• _Aim of the task_
Identify each line in the records below that contains the word "оскорбление", and copy it.

--

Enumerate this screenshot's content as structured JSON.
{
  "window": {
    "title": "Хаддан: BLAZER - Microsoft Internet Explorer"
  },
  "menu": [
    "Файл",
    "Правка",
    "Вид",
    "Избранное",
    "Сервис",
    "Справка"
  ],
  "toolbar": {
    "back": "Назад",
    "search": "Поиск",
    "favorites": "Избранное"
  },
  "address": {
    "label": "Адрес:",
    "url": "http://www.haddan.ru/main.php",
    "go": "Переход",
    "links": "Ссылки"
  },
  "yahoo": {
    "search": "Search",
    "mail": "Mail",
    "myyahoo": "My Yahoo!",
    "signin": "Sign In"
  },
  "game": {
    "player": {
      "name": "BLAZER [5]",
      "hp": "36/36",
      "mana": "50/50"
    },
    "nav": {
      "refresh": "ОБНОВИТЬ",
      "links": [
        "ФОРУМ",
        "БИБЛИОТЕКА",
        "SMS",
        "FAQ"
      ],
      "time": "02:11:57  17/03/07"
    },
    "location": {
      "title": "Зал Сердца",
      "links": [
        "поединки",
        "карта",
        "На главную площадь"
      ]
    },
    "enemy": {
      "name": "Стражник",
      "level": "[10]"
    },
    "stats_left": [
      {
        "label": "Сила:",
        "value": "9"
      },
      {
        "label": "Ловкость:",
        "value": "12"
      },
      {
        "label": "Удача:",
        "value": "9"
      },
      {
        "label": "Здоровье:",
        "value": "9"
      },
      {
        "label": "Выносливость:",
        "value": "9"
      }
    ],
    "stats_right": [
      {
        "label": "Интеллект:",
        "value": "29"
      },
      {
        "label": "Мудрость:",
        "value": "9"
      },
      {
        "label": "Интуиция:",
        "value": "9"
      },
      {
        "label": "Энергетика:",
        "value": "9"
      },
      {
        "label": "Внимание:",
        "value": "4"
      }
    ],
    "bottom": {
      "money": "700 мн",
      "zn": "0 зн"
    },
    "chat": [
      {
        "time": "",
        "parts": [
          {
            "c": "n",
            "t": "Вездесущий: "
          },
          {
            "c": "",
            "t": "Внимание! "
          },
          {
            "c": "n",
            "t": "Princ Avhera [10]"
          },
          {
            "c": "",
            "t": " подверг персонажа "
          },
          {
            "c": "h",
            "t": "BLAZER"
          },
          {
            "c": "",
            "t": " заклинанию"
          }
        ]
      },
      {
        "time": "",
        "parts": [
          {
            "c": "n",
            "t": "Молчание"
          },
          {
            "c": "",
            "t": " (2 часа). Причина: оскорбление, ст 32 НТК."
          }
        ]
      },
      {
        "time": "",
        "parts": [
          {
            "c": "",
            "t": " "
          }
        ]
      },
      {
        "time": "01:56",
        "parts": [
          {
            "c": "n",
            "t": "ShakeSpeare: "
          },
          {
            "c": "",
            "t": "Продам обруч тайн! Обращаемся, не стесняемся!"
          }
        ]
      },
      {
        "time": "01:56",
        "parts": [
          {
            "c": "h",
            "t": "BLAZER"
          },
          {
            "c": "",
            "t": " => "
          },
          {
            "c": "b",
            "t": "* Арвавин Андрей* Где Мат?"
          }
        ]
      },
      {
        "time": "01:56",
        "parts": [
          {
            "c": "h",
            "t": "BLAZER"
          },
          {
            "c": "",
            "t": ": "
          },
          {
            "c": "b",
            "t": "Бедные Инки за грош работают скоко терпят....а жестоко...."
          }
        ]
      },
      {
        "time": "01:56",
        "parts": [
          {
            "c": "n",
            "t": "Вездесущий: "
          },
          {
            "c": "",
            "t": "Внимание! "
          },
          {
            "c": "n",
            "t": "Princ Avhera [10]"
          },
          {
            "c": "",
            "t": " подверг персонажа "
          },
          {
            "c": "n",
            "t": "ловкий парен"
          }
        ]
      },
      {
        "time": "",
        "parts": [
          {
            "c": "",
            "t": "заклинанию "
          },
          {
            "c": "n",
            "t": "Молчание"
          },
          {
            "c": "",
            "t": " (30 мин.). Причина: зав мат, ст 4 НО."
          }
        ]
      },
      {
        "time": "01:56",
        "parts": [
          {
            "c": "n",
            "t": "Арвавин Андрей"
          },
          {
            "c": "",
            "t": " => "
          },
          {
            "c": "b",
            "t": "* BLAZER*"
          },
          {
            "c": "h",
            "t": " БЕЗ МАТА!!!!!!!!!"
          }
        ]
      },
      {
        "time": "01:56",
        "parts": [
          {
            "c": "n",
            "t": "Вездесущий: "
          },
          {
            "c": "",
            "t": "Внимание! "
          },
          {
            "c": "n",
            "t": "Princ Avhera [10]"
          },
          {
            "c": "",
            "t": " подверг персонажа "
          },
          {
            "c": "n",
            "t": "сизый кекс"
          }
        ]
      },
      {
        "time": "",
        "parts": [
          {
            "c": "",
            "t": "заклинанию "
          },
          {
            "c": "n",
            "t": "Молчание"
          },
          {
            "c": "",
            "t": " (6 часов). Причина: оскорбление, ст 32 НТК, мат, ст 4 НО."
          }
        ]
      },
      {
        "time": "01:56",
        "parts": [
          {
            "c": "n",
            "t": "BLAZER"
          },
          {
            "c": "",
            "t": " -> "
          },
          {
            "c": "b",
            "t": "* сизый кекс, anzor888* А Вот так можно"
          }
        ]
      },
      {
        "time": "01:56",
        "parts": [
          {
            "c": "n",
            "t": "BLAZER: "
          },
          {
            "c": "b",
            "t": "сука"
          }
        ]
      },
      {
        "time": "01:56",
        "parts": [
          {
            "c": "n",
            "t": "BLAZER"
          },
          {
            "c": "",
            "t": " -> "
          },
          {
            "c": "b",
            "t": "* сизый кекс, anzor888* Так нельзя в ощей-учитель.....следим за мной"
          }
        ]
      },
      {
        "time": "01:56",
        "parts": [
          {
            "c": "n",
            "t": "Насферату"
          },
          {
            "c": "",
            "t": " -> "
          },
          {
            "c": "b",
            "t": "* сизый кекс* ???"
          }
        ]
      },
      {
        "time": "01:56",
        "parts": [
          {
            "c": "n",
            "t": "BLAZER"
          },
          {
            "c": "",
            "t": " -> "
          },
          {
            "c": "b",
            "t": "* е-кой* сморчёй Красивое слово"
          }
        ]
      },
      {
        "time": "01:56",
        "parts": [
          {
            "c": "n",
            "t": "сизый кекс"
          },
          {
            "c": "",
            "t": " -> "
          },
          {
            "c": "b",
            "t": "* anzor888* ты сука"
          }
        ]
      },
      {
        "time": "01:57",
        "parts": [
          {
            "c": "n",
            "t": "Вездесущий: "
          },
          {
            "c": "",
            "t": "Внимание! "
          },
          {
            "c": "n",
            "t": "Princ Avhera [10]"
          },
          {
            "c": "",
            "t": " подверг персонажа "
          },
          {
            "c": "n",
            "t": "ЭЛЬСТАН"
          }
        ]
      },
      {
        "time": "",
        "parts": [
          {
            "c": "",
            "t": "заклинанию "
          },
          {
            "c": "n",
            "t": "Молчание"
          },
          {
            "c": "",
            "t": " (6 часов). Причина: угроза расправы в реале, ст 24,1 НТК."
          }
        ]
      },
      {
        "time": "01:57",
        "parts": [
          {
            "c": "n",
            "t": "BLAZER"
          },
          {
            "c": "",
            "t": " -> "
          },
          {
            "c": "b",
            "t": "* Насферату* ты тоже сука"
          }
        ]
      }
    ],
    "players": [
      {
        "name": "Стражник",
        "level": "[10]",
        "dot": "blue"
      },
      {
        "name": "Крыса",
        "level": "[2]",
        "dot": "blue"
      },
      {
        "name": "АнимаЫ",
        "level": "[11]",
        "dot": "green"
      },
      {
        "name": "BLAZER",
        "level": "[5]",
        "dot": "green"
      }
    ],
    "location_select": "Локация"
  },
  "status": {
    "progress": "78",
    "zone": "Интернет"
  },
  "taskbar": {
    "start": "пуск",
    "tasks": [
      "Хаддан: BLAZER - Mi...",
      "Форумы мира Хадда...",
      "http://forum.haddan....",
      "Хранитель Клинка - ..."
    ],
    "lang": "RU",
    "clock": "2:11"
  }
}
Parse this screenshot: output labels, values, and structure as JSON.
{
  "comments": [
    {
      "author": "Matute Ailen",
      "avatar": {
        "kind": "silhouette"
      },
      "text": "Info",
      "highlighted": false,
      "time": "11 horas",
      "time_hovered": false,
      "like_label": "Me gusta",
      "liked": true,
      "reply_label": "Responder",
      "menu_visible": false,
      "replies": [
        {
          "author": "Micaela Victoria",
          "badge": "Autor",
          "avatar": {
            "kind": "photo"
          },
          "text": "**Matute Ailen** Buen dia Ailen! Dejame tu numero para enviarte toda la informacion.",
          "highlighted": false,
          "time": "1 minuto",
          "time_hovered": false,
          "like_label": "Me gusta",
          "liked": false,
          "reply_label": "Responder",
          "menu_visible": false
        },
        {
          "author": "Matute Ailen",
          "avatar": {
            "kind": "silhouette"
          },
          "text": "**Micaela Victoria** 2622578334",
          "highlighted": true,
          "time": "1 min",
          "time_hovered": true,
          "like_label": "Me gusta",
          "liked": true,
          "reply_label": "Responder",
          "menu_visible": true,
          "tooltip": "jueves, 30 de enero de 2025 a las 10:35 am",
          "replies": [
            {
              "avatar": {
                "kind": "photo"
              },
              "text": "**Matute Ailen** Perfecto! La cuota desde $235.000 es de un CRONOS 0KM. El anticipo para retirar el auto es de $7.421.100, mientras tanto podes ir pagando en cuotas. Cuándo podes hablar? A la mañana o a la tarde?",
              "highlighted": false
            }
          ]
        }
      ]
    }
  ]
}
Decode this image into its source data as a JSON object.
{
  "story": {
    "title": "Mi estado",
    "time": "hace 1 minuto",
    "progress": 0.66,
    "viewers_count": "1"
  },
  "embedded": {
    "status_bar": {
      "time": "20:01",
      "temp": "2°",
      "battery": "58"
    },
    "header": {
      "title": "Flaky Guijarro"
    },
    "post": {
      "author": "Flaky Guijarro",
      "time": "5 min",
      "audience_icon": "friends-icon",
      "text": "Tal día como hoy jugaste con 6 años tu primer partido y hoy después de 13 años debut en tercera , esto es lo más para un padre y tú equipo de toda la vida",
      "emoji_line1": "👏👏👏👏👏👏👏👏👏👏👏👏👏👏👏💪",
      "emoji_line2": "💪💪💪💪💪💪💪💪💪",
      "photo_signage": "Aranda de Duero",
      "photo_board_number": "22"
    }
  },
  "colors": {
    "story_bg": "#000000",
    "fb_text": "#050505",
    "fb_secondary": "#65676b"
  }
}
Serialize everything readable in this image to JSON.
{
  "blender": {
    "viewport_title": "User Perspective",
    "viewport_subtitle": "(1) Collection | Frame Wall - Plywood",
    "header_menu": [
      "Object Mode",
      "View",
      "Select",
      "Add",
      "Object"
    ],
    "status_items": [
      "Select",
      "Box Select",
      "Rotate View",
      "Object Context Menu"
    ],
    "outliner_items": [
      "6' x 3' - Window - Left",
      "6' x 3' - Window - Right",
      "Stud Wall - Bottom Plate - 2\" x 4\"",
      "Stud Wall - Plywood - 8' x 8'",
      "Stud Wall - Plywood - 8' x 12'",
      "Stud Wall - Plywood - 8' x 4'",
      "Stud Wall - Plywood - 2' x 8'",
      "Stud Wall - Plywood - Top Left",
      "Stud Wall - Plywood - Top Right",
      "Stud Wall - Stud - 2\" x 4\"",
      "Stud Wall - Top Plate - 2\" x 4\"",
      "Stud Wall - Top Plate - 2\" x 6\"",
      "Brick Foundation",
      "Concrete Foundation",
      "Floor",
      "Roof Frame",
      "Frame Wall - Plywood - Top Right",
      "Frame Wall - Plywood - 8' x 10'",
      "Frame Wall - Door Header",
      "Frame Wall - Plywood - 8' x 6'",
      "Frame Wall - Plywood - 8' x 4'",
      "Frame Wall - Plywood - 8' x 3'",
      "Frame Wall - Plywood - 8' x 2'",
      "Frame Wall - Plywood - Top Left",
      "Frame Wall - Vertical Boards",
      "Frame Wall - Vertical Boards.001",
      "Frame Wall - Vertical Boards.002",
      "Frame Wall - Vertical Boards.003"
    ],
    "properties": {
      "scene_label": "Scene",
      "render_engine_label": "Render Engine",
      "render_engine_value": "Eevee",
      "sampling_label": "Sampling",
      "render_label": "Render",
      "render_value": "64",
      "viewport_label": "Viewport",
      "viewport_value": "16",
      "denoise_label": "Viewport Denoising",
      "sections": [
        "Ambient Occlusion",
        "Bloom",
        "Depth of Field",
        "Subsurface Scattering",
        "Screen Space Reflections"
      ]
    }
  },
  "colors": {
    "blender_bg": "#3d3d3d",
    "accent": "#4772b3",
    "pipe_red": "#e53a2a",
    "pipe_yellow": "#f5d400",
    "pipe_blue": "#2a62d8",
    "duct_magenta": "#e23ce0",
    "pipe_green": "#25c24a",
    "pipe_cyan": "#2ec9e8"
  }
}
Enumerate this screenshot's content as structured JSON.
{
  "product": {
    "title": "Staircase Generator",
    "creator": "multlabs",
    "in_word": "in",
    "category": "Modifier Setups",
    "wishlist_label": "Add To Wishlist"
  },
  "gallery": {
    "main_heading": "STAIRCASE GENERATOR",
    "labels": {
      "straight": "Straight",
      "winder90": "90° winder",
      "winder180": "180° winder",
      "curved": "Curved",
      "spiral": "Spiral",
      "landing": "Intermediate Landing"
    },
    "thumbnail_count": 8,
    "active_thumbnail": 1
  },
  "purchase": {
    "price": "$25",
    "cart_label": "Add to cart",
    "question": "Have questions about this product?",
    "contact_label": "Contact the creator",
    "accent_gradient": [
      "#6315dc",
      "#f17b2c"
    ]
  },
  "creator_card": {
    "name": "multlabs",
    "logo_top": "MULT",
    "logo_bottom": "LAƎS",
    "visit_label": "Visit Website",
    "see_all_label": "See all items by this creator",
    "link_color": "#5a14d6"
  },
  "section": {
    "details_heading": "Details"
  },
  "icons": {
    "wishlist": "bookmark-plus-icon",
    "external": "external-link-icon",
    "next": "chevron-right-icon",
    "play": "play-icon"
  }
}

--

• _Task result_
            "t": " (2 часа). Причина: оскорбление, ст 32 НТК."
            "t": " (6 часов). Причина: оскорбление, ст 32 НТК, мат, ст 4 НО."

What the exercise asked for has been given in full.